> **Required task**
Pull out every line with the word "correction".

--- BEGIN ---

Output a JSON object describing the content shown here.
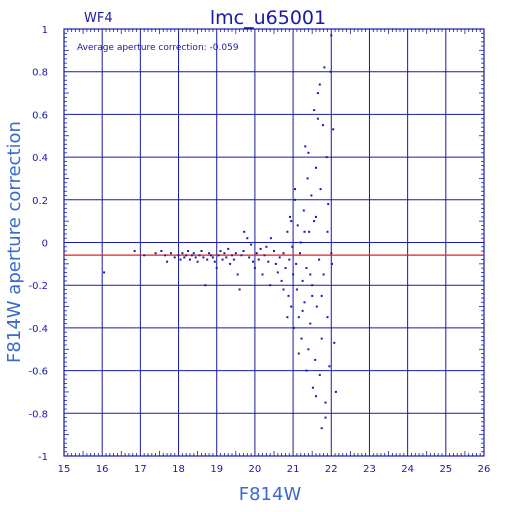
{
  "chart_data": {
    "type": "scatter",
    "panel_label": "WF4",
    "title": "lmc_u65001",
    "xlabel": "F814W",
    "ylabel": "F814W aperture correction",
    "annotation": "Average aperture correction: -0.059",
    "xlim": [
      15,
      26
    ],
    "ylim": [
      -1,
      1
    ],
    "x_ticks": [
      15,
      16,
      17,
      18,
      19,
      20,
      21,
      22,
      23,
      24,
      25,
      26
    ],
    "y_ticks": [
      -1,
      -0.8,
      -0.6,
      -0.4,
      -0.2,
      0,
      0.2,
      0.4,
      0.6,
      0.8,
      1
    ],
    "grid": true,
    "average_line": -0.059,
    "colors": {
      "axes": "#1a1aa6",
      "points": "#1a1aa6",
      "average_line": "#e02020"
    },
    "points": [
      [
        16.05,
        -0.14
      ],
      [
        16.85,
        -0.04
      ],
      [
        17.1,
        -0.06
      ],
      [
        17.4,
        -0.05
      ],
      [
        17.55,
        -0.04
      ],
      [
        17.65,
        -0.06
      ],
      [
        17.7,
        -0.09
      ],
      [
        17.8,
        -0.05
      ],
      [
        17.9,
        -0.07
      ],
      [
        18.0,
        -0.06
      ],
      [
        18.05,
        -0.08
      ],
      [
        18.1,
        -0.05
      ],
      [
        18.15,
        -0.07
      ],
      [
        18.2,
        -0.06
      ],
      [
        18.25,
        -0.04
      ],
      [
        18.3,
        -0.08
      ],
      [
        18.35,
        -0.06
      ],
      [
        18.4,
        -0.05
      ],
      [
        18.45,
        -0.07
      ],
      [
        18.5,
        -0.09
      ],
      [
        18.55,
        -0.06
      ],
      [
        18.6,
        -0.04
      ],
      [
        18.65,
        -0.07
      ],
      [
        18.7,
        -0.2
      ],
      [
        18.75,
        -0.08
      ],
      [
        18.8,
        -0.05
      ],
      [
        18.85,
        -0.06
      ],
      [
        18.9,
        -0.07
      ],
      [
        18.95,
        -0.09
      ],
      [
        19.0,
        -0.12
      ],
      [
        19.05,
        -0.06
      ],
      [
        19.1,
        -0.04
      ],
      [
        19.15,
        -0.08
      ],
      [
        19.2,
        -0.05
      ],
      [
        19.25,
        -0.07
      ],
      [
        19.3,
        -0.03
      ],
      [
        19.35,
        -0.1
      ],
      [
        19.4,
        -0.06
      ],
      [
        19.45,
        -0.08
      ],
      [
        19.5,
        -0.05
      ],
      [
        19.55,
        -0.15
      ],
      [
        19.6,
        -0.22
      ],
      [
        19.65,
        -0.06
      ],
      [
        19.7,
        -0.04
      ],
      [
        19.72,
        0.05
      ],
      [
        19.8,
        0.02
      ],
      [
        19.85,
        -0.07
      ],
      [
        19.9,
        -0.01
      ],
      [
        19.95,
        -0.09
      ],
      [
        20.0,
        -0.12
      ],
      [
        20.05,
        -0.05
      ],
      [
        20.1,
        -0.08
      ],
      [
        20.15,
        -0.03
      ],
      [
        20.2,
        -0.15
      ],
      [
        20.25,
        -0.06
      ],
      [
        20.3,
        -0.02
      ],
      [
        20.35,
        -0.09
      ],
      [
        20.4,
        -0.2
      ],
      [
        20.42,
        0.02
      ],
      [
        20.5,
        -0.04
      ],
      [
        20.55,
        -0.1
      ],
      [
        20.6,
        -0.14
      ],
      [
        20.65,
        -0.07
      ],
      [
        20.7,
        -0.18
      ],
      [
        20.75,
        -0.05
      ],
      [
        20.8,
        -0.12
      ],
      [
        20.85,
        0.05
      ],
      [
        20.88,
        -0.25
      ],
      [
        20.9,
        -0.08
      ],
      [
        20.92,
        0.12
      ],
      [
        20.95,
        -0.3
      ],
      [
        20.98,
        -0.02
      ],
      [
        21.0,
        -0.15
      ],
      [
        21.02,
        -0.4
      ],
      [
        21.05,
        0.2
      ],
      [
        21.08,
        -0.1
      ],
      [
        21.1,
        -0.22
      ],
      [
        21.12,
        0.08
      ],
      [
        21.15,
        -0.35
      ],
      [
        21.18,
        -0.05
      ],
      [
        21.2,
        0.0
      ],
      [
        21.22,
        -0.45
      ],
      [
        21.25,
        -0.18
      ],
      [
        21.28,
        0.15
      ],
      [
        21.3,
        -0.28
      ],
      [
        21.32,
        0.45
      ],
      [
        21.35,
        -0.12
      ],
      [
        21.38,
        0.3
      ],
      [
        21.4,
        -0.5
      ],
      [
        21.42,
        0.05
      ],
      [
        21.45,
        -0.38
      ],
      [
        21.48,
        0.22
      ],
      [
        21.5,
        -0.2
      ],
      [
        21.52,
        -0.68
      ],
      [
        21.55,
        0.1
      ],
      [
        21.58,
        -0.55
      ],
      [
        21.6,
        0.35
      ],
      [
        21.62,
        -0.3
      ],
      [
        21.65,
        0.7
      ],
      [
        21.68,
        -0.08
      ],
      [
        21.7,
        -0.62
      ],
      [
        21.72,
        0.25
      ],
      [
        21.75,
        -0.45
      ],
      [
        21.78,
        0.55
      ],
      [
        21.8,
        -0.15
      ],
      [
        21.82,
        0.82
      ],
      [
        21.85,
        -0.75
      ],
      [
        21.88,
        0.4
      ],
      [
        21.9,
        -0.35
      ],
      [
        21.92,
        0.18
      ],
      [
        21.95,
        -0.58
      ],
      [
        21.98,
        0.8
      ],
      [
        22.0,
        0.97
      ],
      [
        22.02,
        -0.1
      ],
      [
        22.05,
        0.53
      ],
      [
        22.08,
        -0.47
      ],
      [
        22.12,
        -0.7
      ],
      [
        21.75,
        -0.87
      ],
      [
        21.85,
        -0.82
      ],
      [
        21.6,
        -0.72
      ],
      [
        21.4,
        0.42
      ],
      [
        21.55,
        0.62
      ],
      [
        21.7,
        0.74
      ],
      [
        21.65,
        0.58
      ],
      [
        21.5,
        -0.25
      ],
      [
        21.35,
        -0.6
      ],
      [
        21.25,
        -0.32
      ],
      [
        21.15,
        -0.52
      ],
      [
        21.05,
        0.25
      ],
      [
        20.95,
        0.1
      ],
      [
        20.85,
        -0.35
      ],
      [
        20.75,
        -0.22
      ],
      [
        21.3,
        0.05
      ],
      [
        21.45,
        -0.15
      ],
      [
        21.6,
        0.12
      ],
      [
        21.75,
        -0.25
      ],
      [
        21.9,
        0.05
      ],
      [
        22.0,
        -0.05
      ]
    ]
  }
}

--- END ---

> **Exercise output**
    "ylabel": "F814W aperture correction",
    "annotation": "Average aperture correction: -0.059",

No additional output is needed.